# [Task material]
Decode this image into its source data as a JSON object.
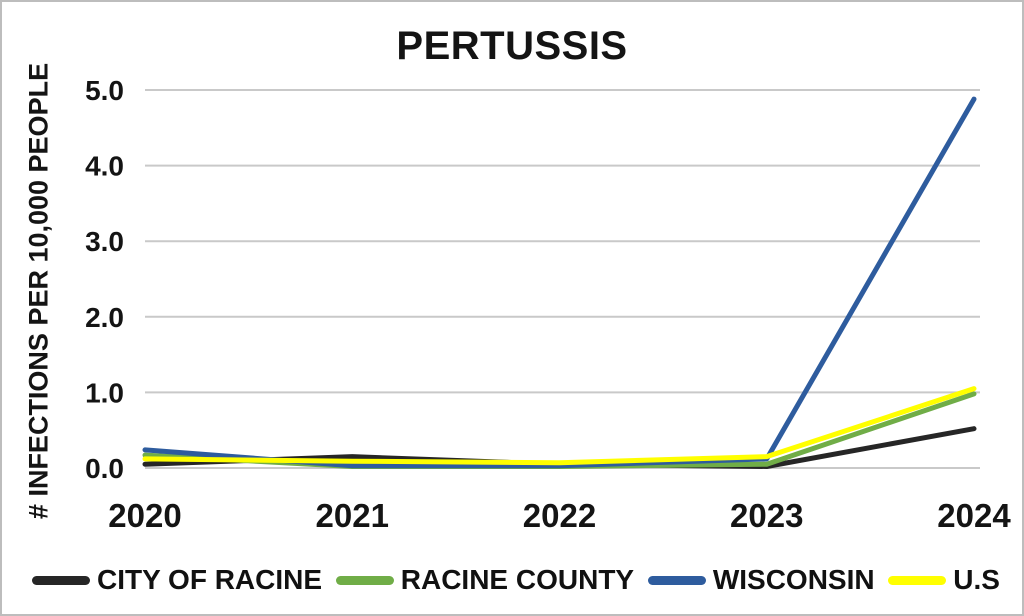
{
  "chart_data": {
    "type": "line",
    "title": "PERTUSSIS",
    "ylabel": "# INFECTIONS PER 10,000 PEOPLE",
    "xlabel": "",
    "categories": [
      "2020",
      "2021",
      "2022",
      "2023",
      "2024"
    ],
    "ylim": [
      0,
      5
    ],
    "ytick_labels": [
      "0.0",
      "1.0",
      "2.0",
      "3.0",
      "4.0",
      "5.0"
    ],
    "grid": "horizontal",
    "gridline_color": "#c9c9c9",
    "frame_border_color": "#bdbdbd",
    "background_color": "#ffffff",
    "text_color": "#141414",
    "legend_position": "bottom",
    "series": [
      {
        "name": "CITY OF RACINE",
        "color": "#262626",
        "values": [
          0.05,
          0.15,
          0.05,
          0.02,
          0.52
        ]
      },
      {
        "name": "RACINE COUNTY",
        "color": "#70ad47",
        "values": [
          0.17,
          0.02,
          0.02,
          0.05,
          0.98
        ]
      },
      {
        "name": "WISCONSIN",
        "color": "#2e5c9e",
        "values": [
          0.24,
          0.03,
          0.03,
          0.12,
          4.88
        ]
      },
      {
        "name": "U.S",
        "color": "#ffff00",
        "values": [
          0.12,
          0.09,
          0.07,
          0.15,
          1.05
        ]
      }
    ]
  }
}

# [Aim of the exercise]
Go through the records above, find every line with the word "RACINE", and list those lines.

# [Solution to this problem]
        "name": "CITY OF RACINE",
        "name": "RACINE COUNTY",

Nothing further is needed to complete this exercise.